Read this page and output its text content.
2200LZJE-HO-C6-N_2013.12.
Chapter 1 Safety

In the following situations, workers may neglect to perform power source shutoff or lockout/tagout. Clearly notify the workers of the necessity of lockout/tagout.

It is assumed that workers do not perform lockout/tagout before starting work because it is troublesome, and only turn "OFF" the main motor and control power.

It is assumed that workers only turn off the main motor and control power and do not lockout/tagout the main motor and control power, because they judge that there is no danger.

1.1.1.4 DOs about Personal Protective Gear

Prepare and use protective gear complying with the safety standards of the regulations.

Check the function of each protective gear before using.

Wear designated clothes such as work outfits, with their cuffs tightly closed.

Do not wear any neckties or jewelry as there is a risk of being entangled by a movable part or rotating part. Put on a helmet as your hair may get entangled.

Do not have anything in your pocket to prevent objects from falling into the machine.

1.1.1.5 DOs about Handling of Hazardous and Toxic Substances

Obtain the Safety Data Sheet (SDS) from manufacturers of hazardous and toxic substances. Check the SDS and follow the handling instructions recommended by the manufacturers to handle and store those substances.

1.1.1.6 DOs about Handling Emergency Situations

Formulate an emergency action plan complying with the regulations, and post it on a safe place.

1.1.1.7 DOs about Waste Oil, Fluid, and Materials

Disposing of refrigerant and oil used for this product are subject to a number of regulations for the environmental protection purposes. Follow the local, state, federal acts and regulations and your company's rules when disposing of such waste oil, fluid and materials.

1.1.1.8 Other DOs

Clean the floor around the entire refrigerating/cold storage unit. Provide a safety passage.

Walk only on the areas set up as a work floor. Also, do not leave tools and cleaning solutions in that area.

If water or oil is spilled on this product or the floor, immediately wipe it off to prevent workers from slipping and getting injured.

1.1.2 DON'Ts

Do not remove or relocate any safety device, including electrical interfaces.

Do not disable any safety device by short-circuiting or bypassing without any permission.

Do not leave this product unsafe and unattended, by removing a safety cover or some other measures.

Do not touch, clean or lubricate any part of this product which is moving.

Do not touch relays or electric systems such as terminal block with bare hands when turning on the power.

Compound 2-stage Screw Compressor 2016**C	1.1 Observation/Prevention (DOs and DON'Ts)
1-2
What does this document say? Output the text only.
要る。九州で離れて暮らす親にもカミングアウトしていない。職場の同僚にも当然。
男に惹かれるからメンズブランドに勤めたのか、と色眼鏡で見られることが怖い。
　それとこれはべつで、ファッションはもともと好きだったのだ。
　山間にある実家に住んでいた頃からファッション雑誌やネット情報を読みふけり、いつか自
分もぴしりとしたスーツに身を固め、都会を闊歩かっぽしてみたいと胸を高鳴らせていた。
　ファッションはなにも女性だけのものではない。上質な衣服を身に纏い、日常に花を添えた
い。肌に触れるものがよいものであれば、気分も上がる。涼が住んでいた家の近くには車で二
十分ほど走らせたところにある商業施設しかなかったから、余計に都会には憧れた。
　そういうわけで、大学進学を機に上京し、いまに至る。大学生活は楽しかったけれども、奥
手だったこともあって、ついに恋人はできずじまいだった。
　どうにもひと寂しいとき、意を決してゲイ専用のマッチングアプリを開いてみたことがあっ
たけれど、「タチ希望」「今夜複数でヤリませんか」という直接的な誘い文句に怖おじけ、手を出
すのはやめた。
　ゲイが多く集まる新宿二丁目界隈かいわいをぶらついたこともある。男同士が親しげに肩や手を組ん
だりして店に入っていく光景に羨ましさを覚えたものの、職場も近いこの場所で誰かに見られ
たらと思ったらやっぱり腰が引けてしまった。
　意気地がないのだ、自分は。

::::

## SET TASK
Your answer should be only a number: how many lines of the data above contain the string "device"?

## EXERCISE OUTPUT
2